> [GIVEN PROBLEM]: Identify and copy all lines of the material where the string "this" is found.

> [EXTRACTED DATA]:

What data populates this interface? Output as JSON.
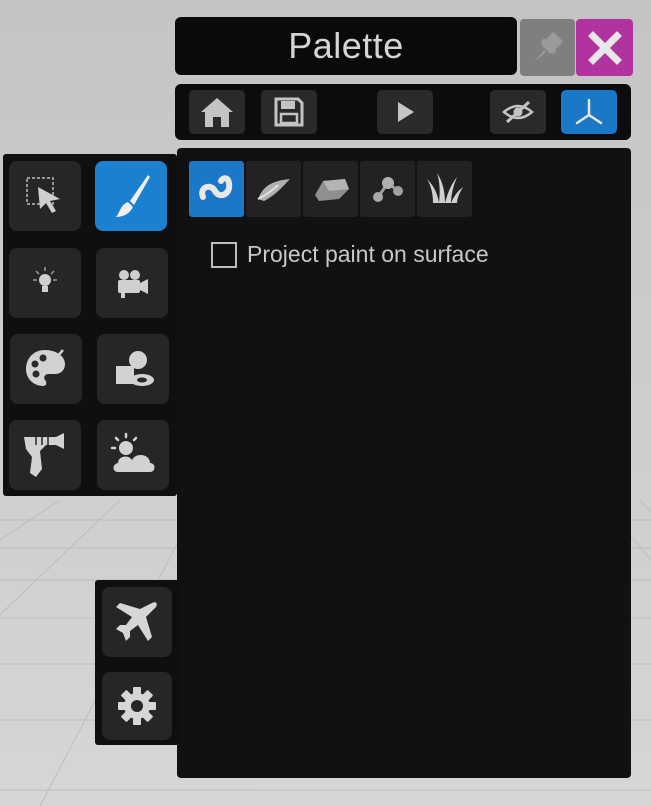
{
  "window": {
    "title": "Palette"
  },
  "header_buttons": {
    "pin": {
      "icon": "pin-icon",
      "color": "#7f7f7f"
    },
    "close": {
      "icon": "close-icon",
      "color": "#b2329f"
    }
  },
  "toolbar": {
    "buttons": [
      {
        "icon": "home-icon",
        "active": false
      },
      {
        "icon": "save-icon",
        "active": false
      },
      {
        "icon": "play-icon",
        "active": false
      },
      {
        "icon": "hide-icon",
        "active": false
      },
      {
        "icon": "axis-icon",
        "active": true
      }
    ]
  },
  "paint": {
    "subtabs": [
      {
        "icon": "tube-stroke-icon",
        "active": true
      },
      {
        "icon": "ribbon-stroke-icon",
        "active": false
      },
      {
        "icon": "volume-stroke-icon",
        "active": false
      },
      {
        "icon": "nodes-stroke-icon",
        "active": false
      },
      {
        "icon": "grass-stroke-icon",
        "active": false
      }
    ],
    "project_on_surface": {
      "label": "Project paint on surface",
      "checked": false
    }
  },
  "tools": [
    {
      "icon": "selection-icon",
      "active": false
    },
    {
      "icon": "paint-brush-icon",
      "active": true
    },
    {
      "icon": "light-icon",
      "active": false
    },
    {
      "icon": "camera-icon",
      "active": false
    },
    {
      "icon": "palette-icon",
      "active": false
    },
    {
      "icon": "primitives-icon",
      "active": false
    },
    {
      "icon": "ray-gun-icon",
      "active": false
    },
    {
      "icon": "weather-icon",
      "active": false
    }
  ],
  "bottom_tools": [
    {
      "icon": "airplane-icon",
      "active": false
    },
    {
      "icon": "settings-gear-icon",
      "active": false
    }
  ],
  "colors": {
    "accent": "#1b78c8",
    "close": "#b2329f",
    "panel": "#111111",
    "button": "#262626",
    "icon": "#c4c4c4"
  }
}
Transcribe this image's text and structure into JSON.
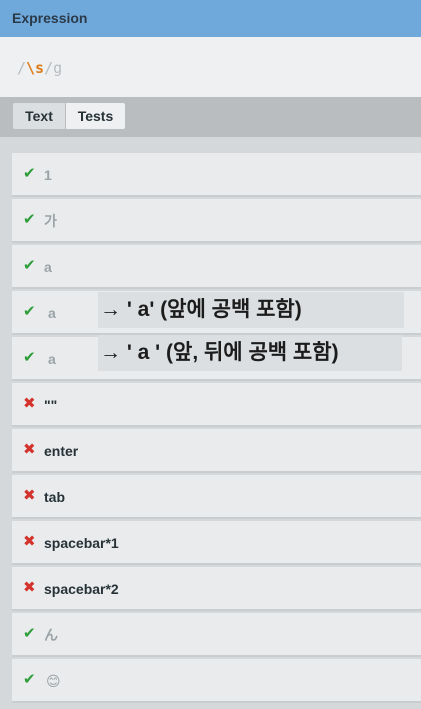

> [THE COMPLETED TASK]:
What data populates this interface? Output as JSON.
Transcribe this image's text and structure into JSON.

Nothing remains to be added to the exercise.